• _TEXT EXCERPT_:
[Start]
China tests new space capability with hypersonic missile​

China tested a nuclear-capable hypersonic missile in August that circled the globe before speeding towards its target, demonstrating an advanced space capability that caught US intelligence by surprise. Five people familiar with the test said the Chinese military launched a rocket that carried a hypersonic glide vehicle which flew through low-orbit space before cruising down towards its target. The missile missed its target by about two-dozen miles, according to three people briefed on the intelligence.

But two said the test showed that China had made astounding progress on hypersonic weapons and was far more advanced than US officials realised. The test has raised new questions about why the US often underestimated China’s military modernisation. “We have no idea how they did this,” said a fourth person. The US, Russia and China are all developing hypersonic weapons, including glide vehicles that are launched into space on a rocket but orbit the earth under their own momentum. They fly at five times the speed of sound, slower than a ballistic missile. But they do not follow the fixed parabolic trajectory of a ballistic missile and are manoeuvrable, making them harder to track.

Taylor Fravel, an expert on Chinese nuclear weapons policy who was unaware of the test, said a hypersonic glide vehicle armed with a nuclear warhead could help China “negate” US missile defence systems which are designed to destroy incoming ballistic missiles. “Hypersonic glide vehicles . . . fly at lower trajectories and can manoeuvre in flight, which makes them hard to track and destroy,” said Fravel, a professor at the Massachusetts Institute of Technology. Fravel added that it would be “destabilising” if China fully developed and deployed such a weapon, but he cautioned that a test did not necessarily mean that Beijing would deploy the capability.

Mounting concern about China’s nuclear capabilities comes as Beijing continues to build up its conventional military forces and engages in increasingly assertive military activity near Taiwan. Tensions between the US and China have risen as the Biden administration has taken a tough tack on Beijing, which has accused Washington of being overly hostile.

US military officials in recent months have warned about China’s growing nuclear capabilities, particularly after the release of satellite imagery that showed it was building more than 200 intercontinental missile silos. China is not bound by any arms-control deals and has been unwilling to engage the US in talks about its nuclear arsenal and policy.

Last month, Frank Kendall, US air force secretary, hinted that Beijing was developing a new weapon. He said China had made huge advances, including the “potential for global strikes . . . from space”. He declined to provide details, but suggested that China was developing something akin to the “Fractional Orbital Bombardment System” that the USSR deployed for part of the Cold War, before abandoning it. “If you use that kind of an approach, you don’t have to use a traditional ICBM trajectory. It’s a way to avoid defences and missile warning systems,” said Kendall.

In August, General Glen VanHerck, head of North American Aerospace Defense Command, told a conference that China had “recently demonstrated very advanced hypersonic glide vehicle capabilities”. He warned that the Chinese capability would “provide significant challenges to my Norad capability to provide threat warning and attack assessment”.
[End]
• _JOBS_:
(1) Rewrite the hypersonic missile report from "Mounting concern about" up to and including "being overly hostile.", changing "Taiwan" to "the Taiwan Strait".
(2) Summarize the hypersonic missile report in two sentences.
The records are a separate body of material.

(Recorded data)
[Start]
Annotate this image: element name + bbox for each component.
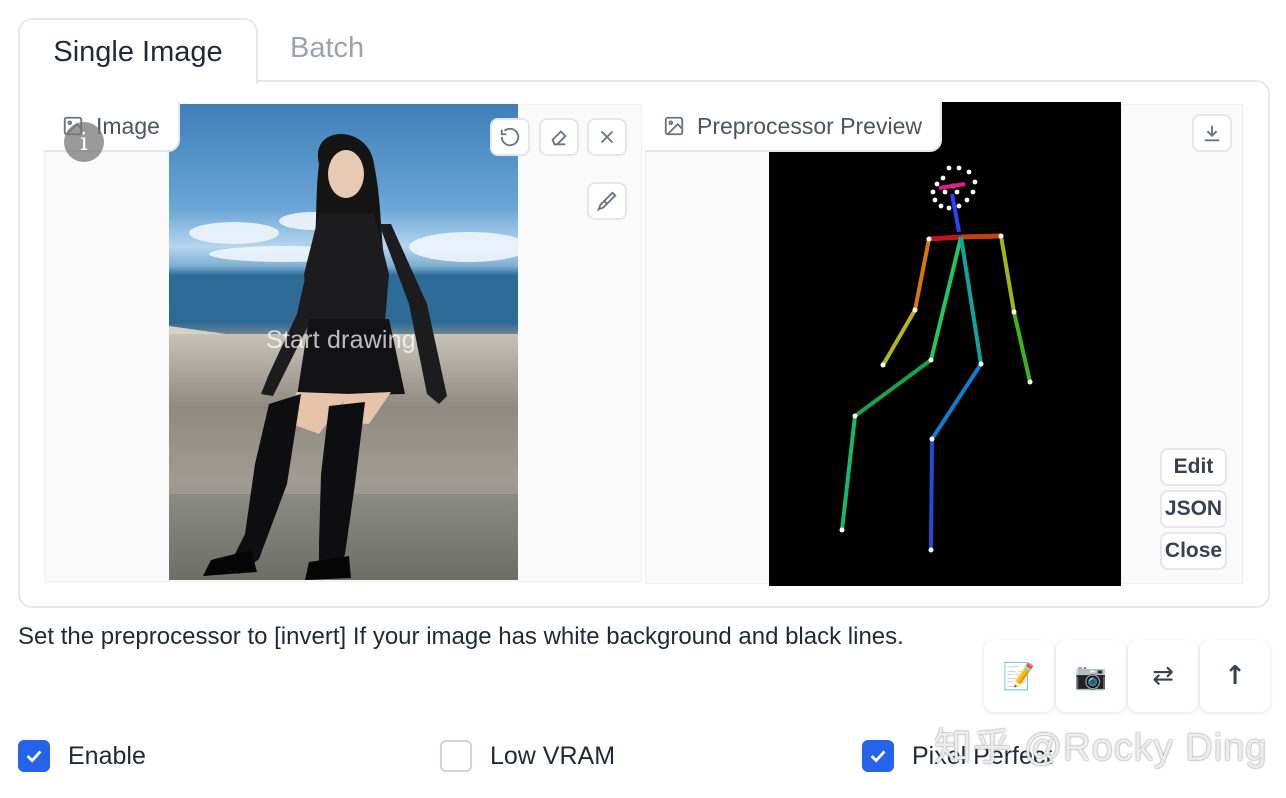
tab-bar: Single Image Batch — [18, 18, 1270, 84]
camera-icon: 📷 — [1074, 660, 1108, 691]
close-button[interactable]: Close — [1160, 532, 1227, 570]
download-icon — [1204, 125, 1220, 142]
memo-icon: 📝 — [1002, 660, 1036, 691]
input-image-label-text: Image — [96, 112, 160, 139]
info-icon[interactable]: i — [64, 122, 104, 162]
site-watermark: 知乎 @Rocky Ding — [934, 727, 1268, 769]
image-icon — [664, 116, 684, 136]
download-button[interactable] — [1192, 114, 1232, 152]
low-vram-checkbox[interactable] — [440, 740, 472, 772]
tab-single-image[interactable]: Single Image — [18, 18, 258, 84]
check-icon — [870, 750, 886, 763]
brush-icon — [596, 191, 617, 212]
webcam-button[interactable]: 📷 — [1056, 640, 1126, 712]
start-drawing-hint: Start drawing — [266, 326, 416, 354]
send-dimensions-button[interactable]: ↑ — [1200, 640, 1270, 712]
preview-label-text: Preprocessor Preview — [697, 112, 922, 139]
tab-batch[interactable]: Batch — [290, 32, 364, 65]
pixel-perfect-checkbox[interactable] — [862, 740, 894, 772]
enable-checkbox[interactable] — [18, 740, 50, 772]
eraser-button[interactable] — [539, 118, 579, 156]
arrow-up-icon: ↑ — [1224, 661, 1246, 691]
edit-button[interactable]: Edit — [1160, 448, 1227, 486]
pose-preview-image — [769, 102, 1121, 586]
mirror-button[interactable]: ⇄ — [1128, 640, 1198, 712]
checkbox-enable[interactable]: Enable — [18, 740, 146, 772]
new-canvas-button[interactable]: 📝 — [984, 640, 1054, 712]
swap-icon: ⇄ — [1152, 661, 1174, 691]
clear-button[interactable] — [587, 118, 627, 156]
checkbox-low-vram[interactable]: Low VRAM — [440, 740, 615, 772]
json-button[interactable]: JSON — [1160, 490, 1227, 528]
undo-button[interactable] — [490, 118, 530, 156]
preprocessor-hint: Set the preprocessor to [invert] If your… — [18, 623, 904, 650]
brush-button[interactable] — [587, 182, 627, 220]
preview-label: Preprocessor Preview — [645, 102, 942, 152]
undo-icon — [500, 127, 520, 147]
check-icon — [26, 750, 42, 763]
enable-label: Enable — [68, 741, 146, 770]
close-icon — [600, 130, 614, 144]
low-vram-label: Low VRAM — [490, 741, 616, 770]
eraser-icon — [551, 130, 567, 146]
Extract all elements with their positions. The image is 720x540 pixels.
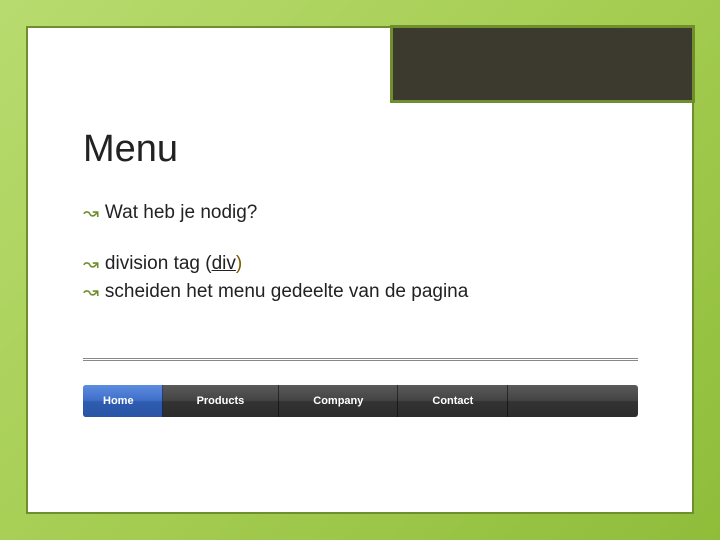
bullet-3: ↝ scheiden het menu gedeelte van de pagi… [83, 278, 652, 307]
menu-item-home: Home [83, 385, 163, 417]
title-box [390, 25, 695, 103]
slide-heading: Menu [83, 128, 652, 171]
bullet-1: ↝ Wat heb je nodig? [83, 199, 652, 228]
bullet-2-post: ) [236, 253, 242, 274]
menu-item-products: Products [163, 385, 280, 417]
bullet-block-2: ↝ division tag (div) ↝ scheiden het menu… [83, 250, 652, 307]
bullet-2-pre: division tag ( [105, 253, 212, 274]
slide-inner: Menu ↝ Wat heb je nodig? ↝ division tag … [26, 26, 694, 514]
bullet-block-1: ↝ Wat heb je nodig? [83, 199, 652, 228]
menu-item-company: Company [279, 385, 398, 417]
bullet-2-text: division tag (div) [105, 250, 242, 279]
bullet-2-underlined: div [212, 253, 236, 274]
content-area: Menu ↝ Wat heb je nodig? ↝ division tag … [83, 128, 652, 329]
divider-line [83, 360, 638, 361]
menu-example: Home Products Company Contact [83, 358, 638, 417]
bullet-3-text: scheiden het menu gedeelte van de pagina [105, 278, 468, 307]
bullet-2: ↝ division tag (div) [83, 250, 652, 279]
example-menu-bar: Home Products Company Contact [83, 385, 638, 417]
bullet-glyph-icon: ↝ [83, 251, 99, 280]
bullet-glyph-icon: ↝ [83, 200, 99, 229]
bullet-1-text: Wat heb je nodig? [105, 199, 257, 228]
divider-line [83, 358, 638, 359]
slide-background: Menu ↝ Wat heb je nodig? ↝ division tag … [0, 0, 720, 540]
menu-item-contact: Contact [398, 385, 508, 417]
bullet-glyph-icon: ↝ [83, 279, 99, 308]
[End]
• _RESPONSES TO THE EXERCISE_:
(1)
Mounting concern about China’s nuclear capabilities comes as Beijing continues to build up its conventional military forces and engages in increasingly assertive military activity near the Taiwan Strait. Tensions between the US and China have risen as the Biden administration has taken a tough tack on Beijing, which has accused Washington of being overly hostile.

(2) China tested a nuclear-capable hypersonic missile in August that circled the globe and missed its target by about two dozen miles, and the test caught US intelligence by surprise. Because hypersonic glide vehicles fly lower and can maneuver, they are hard to track, and Taylor Fravel said such a weapon could help China negate US missile defenses, though a test did not necessarily mean Beijing would deploy it.